» **Goal of the exercise**
The data below should be restated word for word, with every picture omitted.

Stored items from a collection

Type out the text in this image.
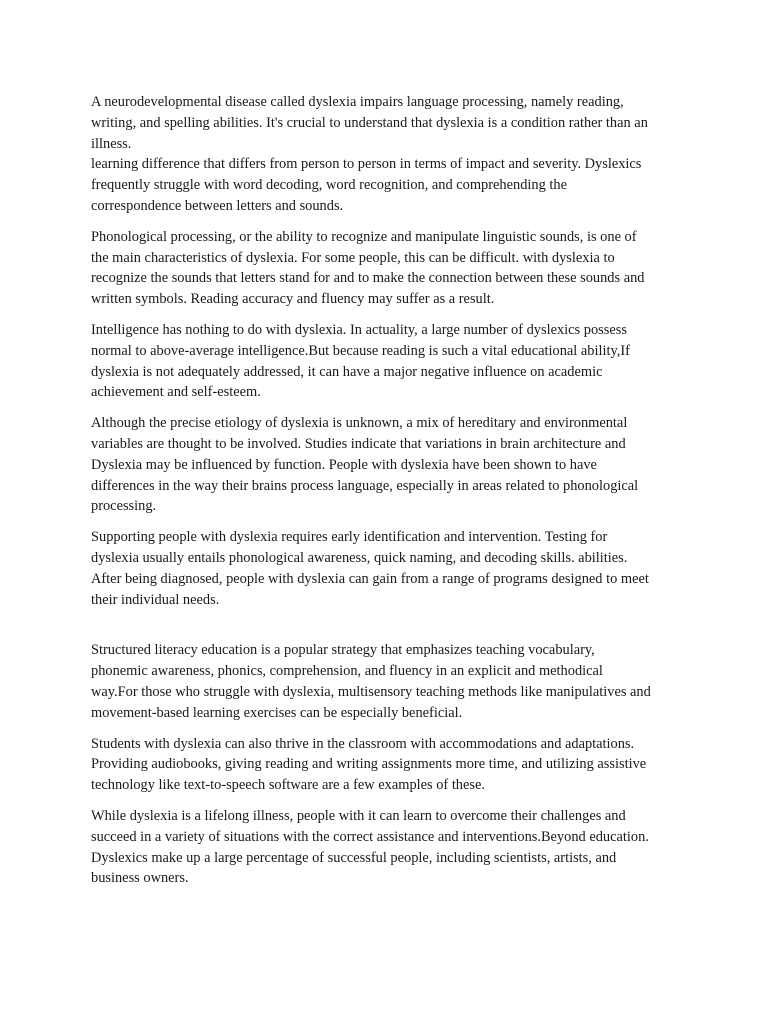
A neurodevelopmental disease called dyslexia impairs language processing, namely reading,
writing, and spelling abilities. It's crucial to understand that dyslexia is a condition rather than an
illness.
learning difference that differs from person to person in terms of impact and severity. Dyslexics
frequently struggle with word decoding, word recognition, and comprehending the
correspondence between letters and sounds.

Phonological processing, or the ability to recognize and manipulate linguistic sounds, is one of
the main characteristics of dyslexia. For some people, this can be difficult. with dyslexia to
recognize the sounds that letters stand for and to make the connection between these sounds and
written symbols. Reading accuracy and fluency may suffer as a result.

Intelligence has nothing to do with dyslexia. In actuality, a large number of dyslexics possess
normal to above-average intelligence.But because reading is such a vital educational ability,If
dyslexia is not adequately addressed, it can have a major negative influence on academic
achievement and self-esteem.

Although the precise etiology of dyslexia is unknown, a mix of hereditary and environmental
variables are thought to be involved. Studies indicate that variations in brain architecture and
Dyslexia may be influenced by function. People with dyslexia have been shown to have
differences in the way their brains process language, especially in areas related to phonological
processing.

Supporting people with dyslexia requires early identification and intervention. Testing for
dyslexia usually entails phonological awareness, quick naming, and decoding skills. abilities.
After being diagnosed, people with dyslexia can gain from a range of programs designed to meet
their individual needs.

Structured literacy education is a popular strategy that emphasizes teaching vocabulary,
phonemic awareness, phonics, comprehension, and fluency in an explicit and methodical
way.For those who struggle with dyslexia, multisensory teaching methods like manipulatives and
movement-based learning exercises can be especially beneficial.

Students with dyslexia can also thrive in the classroom with accommodations and adaptations.
Providing audiobooks, giving reading and writing assignments more time, and utilizing assistive
technology like text-to-speech software are a few examples of these.

While dyslexia is a lifelong illness, people with it can learn to overcome their challenges and
succeed in a variety of situations with the correct assistance and interventions.Beyond education.
Dyslexics make up a large percentage of successful people, including scientists, artists, and
business owners.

» **Reply to the task**
Type out the text in this image.
A neurodevelopmental disease called dyslexia impairs language processing, namely reading,
writing, and spelling abilities. It's crucial to understand that dyslexia is a condition rather than an
illness.
learning difference that differs from person to person in terms of impact and severity. Dyslexics
frequently struggle with word decoding, word recognition, and comprehending the
correspondence between letters and sounds.

Phonological processing, or the ability to recognize and manipulate linguistic sounds, is one of
the main characteristics of dyslexia. For some people, this can be difficult. with dyslexia to
recognize the sounds that letters stand for and to make the connection between these sounds and
written symbols. Reading accuracy and fluency may suffer as a result.

Intelligence has nothing to do with dyslexia. In actuality, a large number of dyslexics possess
normal to above-average intelligence.But because reading is such a vital educational ability,If
dyslexia is not adequately addressed, it can have a major negative influence on academic
achievement and self-esteem.

Although the precise etiology of dyslexia is unknown, a mix of hereditary and environmental
variables are thought to be involved. Studies indicate that variations in brain architecture and
Dyslexia may be influenced by function. People with dyslexia have been shown to have
differences in the way their brains process language, especially in areas related to phonological
processing.

Supporting people with dyslexia requires early identification and intervention. Testing for
dyslexia usually entails phonological awareness, quick naming, and decoding skills. abilities.
After being diagnosed, people with dyslexia can gain from a range of programs designed to meet
their individual needs.

Structured literacy education is a popular strategy that emphasizes teaching vocabulary,
phonemic awareness, phonics, comprehension, and fluency in an explicit and methodical
way.For those who struggle with dyslexia, multisensory teaching methods like manipulatives and
movement-based learning exercises can be especially beneficial.

Students with dyslexia can also thrive in the classroom with accommodations and adaptations.
Providing audiobooks, giving reading and writing assignments more time, and utilizing assistive
technology like text-to-speech software are a few examples of these.

While dyslexia is a lifelong illness, people with it can learn to overcome their challenges and
succeed in a variety of situations with the correct assistance and interventions.Beyond education.
Dyslexics make up a large percentage of successful people, including scientists, artists, and
business owners.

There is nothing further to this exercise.